**WORK TO BE COMPLETED:** Continue the Spark notes below on RDDs, DataFrames and Datasets from the point where they stop.

**TEXT SECTION:**
[BEGIN]
# 0. RDD, DataFrame, Dataset

* RDD = Resilient Distributed Datasets
* RDDs can be significantly slower on Python compared with Java or Scala. DataFrames are not.
* Dataset is type-specific so Python is not supported.
* In Spark 2.0, DataFrame is Dataset Untyped API. (DataFrame = Dataset[Row])

Tungsten is the project name to develop/improve the core engine of Spark

# 1. RDD (schema-less ^_^)

In [1]:
import pyspark

sc = pyspark.SparkContext(appName='^_^')

In [2]:
# Create with python
data = sc.parallelize([('tea', 777), ('coffee', 333), ('diet coke', 111), ('tea', 222)])
print(data.take(1))

# Read from a file. Can I use a zip file? It didn't work...
data_from_file = sc.textFile('rockers.txt')
[END]
**MATERIAL:**
[BEGIN]
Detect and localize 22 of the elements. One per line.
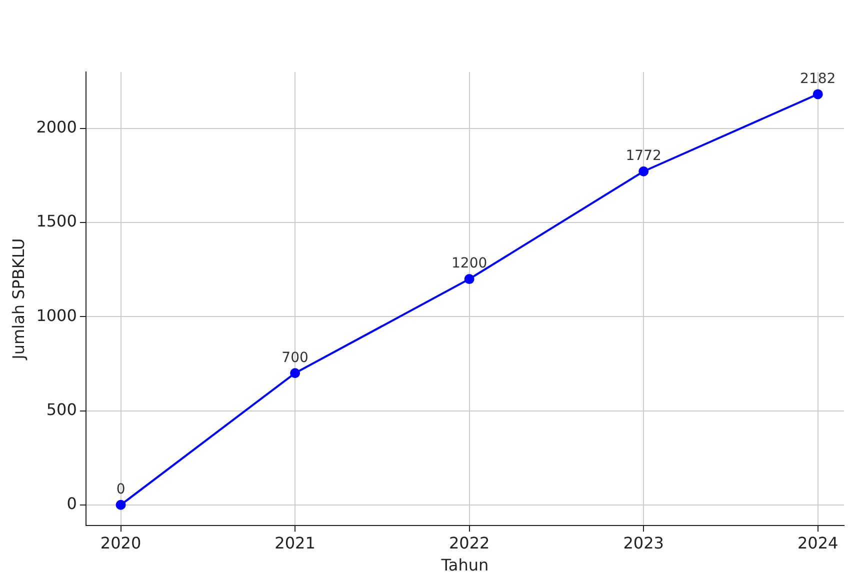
[END]
**EXERCISE ANSWER:**
parsed_data_from_file = data_from_file.map(lambda row: [x.strip() for x in row.split(',')])
print(parsed_data_from_file.takeSample(False, 2, 0))

[('tea', 777)]
[['Michael Jackson', '8', '29', '1958'], ['David Bowie', '1', '8', '1947']]


Parsing examples:
https://github.com/drabastomek/learningPySpark/blob/master/Chapter02/LearningPySpark_Chapter02.ipynb

In [3]:
# Look at distinct values of a column
rockers_born_years = parsed_data_from_file.map(lambda row: row[3]).distinct()
rockers_born_years.collect()

['1940', '1947', '1943', '1942', '1958']

In [4]:
# Reducing! Needs to be associative and commutative
data_sum = data.map(lambda row: row[1]).reduce(lambda x, y: x + y)
print(data_sum)

data_sum_alt = data.reduceByKey(lambda x, y: x + y)
print(data_sum_alt.collect())

1443
[('tea', 999), ('diet coke', 111), ('coffee', 333)]


In [5]:
# Counting
print(data.count())
print(data.countByKey().items())

4
dict_items([('diet coke', 1), ('tea', 2), ('coffee', 1)])


In [6]:
sc.stop()

## Questions:
* Can I change the key col to something other than the first column?

# 2. DataFrame (with schema!)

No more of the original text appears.